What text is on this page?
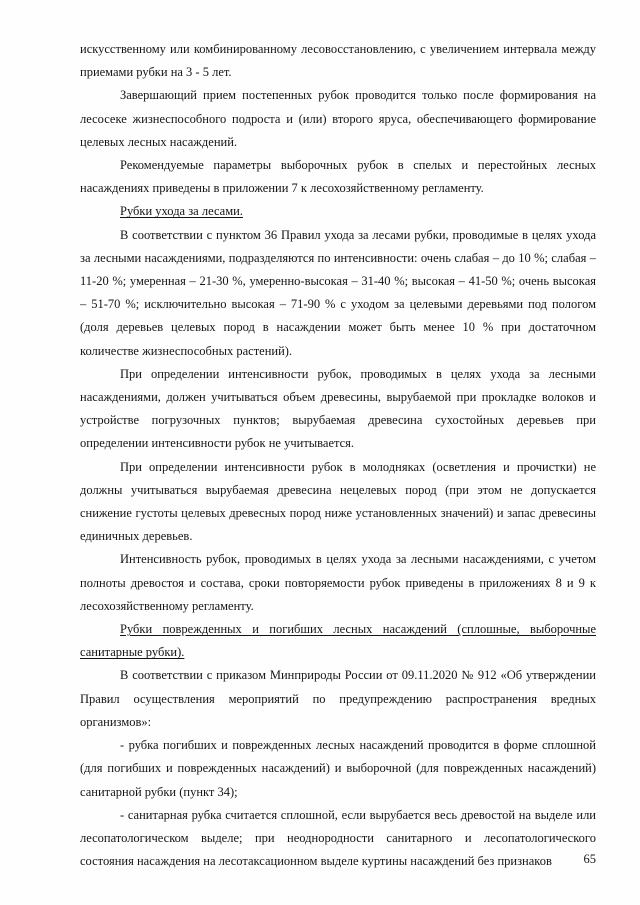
искусственному или комбинированному лесовосстановлению, с увеличением интервала между приемами рубки на 3 - 5 лет.

Завершающий прием постепенных рубок проводится только после формирования на лесосеке жизнеспособного подроста и (или) второго яруса, обеспечивающего формирование целевых лесных насаждений.

Рекомендуемые параметры выборочных рубок в спелых и перестойных лесных насаждениях приведены в приложении 7 к лесохозяйственному регламенту.

Рубки ухода за лесами.

В соответствии с пунктом 36 Правил ухода за лесами рубки, проводимые в целях ухода за лесными насаждениями, подразделяются по интенсивности: очень слабая – до 10 %; слабая – 11-20 %; умеренная – 21-30 %, умеренно-высокая – 31-40 %; высокая – 41-50 %; очень высокая – 51-70 %; исключительно высокая – 71-90 % с уходом за целевыми деревьями под пологом (доля деревьев целевых пород в насаждении может быть менее 10 % при достаточном количестве жизнеспособных растений).

При определении интенсивности рубок, проводимых в целях ухода за лесными насаждениями, должен учитываться объем древесины, вырубаемой при прокладке волоков и устройстве погрузочных пунктов; вырубаемая древесина сухостойных деревьев при определении интенсивности рубок не учитывается.

При определении интенсивности рубок в молодняках (осветления и прочистки) не должны учитываться вырубаемая древесина нецелевых пород (при этом не допускается снижение густоты целевых древесных пород ниже установленных значений) и запас древесины единичных деревьев.

Интенсивность рубок, проводимых в целях ухода за лесными насаждениями, с учетом полноты древостоя и состава, сроки повторяемости рубок приведены в приложениях 8 и 9 к лесохозяйственному регламенту.

Рубки поврежденных и погибших лесных насаждений (сплошные, выборочные санитарные рубки).

В соответствии с приказом Минприроды России от 09.11.2020 № 912 «Об утверждении Правил осуществления мероприятий по предупреждению распространения вредных организмов»:

- рубка погибших и поврежденных лесных насаждений проводится в форме сплошной (для погибших и поврежденных насаждений) и выборочной (для поврежденных насаждений) санитарной рубки (пункт 34);

- санитарная рубка считается сплошной, если вырубается весь древостой на выделе или лесопатологическом выделе; при неоднородности санитарного и лесопатологического состояния насаждения на лесотаксационном выделе куртины насаждений без признаков	65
···
*Exercise prompt*.
All lines that include "поврежденных" are to be gathered and copied.

*The answer*.
Рубки поврежденных и погибших лесных насаждений (сплошные, выборочные санитарные рубки).
- рубка погибших и поврежденных лесных насаждений проводится в форме сплошной (для погибших и поврежденных насаждений) и выборочной (для поврежденных насаждений) санитарной рубки (пункт 34);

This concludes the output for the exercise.